### REQUIREMENTS
Copy each line where the word "destination" occurs.

Rows from a dataset
*-*-*

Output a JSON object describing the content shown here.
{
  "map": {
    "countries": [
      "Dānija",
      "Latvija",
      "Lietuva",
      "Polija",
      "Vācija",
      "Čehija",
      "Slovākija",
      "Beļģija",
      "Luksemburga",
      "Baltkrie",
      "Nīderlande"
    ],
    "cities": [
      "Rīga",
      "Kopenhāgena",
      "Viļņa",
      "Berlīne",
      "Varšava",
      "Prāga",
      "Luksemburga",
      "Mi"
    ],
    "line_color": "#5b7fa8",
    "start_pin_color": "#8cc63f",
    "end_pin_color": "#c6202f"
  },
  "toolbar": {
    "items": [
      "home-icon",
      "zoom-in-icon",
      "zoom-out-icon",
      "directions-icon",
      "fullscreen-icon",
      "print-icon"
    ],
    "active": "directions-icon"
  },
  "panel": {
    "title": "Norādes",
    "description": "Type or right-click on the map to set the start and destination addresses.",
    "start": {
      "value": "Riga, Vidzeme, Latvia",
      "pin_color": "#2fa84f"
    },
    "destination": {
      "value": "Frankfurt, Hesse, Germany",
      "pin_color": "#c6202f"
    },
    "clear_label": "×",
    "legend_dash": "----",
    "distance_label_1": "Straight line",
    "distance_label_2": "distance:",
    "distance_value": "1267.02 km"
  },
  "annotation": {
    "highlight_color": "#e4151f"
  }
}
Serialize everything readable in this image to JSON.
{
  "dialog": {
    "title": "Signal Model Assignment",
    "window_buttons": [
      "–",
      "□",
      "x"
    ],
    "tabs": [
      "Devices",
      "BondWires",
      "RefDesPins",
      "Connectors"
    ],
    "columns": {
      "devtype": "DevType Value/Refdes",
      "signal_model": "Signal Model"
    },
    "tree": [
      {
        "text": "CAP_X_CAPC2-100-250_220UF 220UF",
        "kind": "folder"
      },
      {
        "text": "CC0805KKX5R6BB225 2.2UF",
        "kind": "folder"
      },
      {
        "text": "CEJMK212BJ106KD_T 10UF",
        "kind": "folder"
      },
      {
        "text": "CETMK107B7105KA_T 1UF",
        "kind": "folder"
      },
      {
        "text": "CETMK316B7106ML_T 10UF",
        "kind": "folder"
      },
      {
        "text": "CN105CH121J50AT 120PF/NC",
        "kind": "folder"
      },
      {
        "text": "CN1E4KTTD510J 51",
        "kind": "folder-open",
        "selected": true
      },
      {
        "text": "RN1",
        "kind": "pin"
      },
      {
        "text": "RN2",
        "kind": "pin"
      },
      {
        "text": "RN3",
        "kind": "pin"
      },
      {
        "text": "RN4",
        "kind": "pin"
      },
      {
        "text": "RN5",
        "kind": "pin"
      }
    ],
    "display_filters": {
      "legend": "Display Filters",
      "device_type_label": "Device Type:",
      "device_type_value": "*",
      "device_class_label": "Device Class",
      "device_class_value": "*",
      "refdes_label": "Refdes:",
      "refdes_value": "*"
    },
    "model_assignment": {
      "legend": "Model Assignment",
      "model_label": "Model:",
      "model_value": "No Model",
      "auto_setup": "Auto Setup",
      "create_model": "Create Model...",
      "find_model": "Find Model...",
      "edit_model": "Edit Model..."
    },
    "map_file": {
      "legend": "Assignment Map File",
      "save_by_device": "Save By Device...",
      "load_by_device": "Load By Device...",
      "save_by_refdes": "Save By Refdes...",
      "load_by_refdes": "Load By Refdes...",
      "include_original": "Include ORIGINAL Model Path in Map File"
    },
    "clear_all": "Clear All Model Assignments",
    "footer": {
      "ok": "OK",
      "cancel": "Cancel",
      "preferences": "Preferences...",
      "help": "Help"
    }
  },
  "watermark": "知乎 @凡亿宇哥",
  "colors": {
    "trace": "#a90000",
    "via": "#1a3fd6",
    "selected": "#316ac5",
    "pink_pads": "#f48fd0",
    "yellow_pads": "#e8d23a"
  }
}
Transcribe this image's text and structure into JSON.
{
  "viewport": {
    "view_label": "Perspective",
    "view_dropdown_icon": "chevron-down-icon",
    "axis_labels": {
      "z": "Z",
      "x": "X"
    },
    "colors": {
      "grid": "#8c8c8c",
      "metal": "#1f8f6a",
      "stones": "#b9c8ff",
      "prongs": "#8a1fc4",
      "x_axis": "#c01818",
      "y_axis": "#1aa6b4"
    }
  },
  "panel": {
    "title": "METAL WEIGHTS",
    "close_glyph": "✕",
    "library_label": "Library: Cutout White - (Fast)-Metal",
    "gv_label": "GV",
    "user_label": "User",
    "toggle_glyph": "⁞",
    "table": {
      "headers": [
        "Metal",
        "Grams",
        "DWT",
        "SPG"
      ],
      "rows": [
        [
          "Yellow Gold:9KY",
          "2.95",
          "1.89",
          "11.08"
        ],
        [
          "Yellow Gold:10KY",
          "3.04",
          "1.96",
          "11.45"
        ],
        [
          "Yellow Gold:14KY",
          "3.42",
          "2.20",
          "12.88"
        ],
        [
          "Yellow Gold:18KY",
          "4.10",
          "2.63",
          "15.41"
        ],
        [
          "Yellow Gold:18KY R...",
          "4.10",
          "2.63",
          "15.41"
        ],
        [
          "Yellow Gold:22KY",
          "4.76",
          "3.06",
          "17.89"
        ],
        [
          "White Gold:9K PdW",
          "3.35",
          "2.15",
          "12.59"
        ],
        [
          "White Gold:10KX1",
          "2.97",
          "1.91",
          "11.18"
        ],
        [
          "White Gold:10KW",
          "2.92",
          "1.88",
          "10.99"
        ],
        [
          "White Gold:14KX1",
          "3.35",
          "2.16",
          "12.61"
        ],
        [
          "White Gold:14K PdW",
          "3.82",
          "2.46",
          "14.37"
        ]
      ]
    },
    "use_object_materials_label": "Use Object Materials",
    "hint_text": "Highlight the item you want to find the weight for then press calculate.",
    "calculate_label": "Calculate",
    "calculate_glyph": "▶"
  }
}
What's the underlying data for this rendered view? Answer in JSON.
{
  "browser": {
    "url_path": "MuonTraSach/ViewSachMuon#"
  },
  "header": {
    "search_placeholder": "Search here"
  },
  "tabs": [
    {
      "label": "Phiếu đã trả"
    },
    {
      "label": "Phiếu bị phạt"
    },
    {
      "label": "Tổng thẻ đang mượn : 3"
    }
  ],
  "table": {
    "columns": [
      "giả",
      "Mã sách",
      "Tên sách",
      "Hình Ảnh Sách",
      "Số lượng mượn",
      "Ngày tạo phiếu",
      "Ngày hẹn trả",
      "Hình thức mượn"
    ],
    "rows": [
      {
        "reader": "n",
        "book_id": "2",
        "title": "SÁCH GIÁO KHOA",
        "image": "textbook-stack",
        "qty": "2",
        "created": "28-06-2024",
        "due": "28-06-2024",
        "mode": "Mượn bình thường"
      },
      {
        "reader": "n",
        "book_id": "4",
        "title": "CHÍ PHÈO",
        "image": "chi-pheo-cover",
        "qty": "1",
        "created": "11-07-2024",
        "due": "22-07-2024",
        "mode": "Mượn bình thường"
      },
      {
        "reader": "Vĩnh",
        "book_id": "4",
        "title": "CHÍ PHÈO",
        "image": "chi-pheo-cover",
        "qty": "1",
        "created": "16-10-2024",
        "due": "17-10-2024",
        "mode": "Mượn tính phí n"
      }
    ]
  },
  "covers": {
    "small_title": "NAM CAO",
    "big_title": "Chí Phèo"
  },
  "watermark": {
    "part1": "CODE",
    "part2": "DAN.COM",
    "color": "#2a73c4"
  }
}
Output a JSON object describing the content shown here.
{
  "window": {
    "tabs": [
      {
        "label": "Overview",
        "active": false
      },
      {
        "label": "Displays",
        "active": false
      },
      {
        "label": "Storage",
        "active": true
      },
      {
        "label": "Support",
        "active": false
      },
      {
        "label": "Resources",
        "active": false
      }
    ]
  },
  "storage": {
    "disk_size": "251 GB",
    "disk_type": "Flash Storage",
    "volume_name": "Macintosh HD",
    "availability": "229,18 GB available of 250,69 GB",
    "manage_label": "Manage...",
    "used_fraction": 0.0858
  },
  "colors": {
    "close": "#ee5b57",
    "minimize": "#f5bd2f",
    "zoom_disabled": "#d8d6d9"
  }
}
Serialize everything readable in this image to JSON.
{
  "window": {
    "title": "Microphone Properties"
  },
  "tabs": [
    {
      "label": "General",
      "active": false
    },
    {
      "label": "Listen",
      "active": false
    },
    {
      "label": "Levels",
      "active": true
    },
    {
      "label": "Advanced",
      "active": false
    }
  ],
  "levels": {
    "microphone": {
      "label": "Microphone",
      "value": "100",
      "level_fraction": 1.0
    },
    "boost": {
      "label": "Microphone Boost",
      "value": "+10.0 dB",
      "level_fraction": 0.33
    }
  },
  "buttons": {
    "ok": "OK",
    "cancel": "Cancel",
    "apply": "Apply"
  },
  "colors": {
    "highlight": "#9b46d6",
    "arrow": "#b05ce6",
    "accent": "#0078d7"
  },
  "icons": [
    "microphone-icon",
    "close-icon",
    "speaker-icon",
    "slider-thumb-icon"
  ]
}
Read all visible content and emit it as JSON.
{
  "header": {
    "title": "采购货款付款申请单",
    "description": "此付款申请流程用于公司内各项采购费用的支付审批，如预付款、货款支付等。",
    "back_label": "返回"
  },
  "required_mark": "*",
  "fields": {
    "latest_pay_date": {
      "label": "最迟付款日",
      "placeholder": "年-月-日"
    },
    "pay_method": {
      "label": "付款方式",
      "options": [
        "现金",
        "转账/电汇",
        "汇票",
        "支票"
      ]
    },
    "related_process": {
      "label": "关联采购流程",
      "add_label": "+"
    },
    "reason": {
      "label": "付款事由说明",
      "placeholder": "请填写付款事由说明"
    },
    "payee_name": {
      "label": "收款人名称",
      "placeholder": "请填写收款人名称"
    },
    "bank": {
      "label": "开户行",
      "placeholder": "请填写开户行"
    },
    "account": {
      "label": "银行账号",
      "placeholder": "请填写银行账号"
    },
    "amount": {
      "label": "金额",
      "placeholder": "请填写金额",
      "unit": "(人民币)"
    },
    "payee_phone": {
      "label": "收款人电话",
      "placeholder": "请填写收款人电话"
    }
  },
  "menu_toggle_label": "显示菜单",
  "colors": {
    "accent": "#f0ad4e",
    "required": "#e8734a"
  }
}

*-*-*

### ANSWER BELOW
    "description": "Type or right-click on the map to set the start and destination addresses.",
    "destination": {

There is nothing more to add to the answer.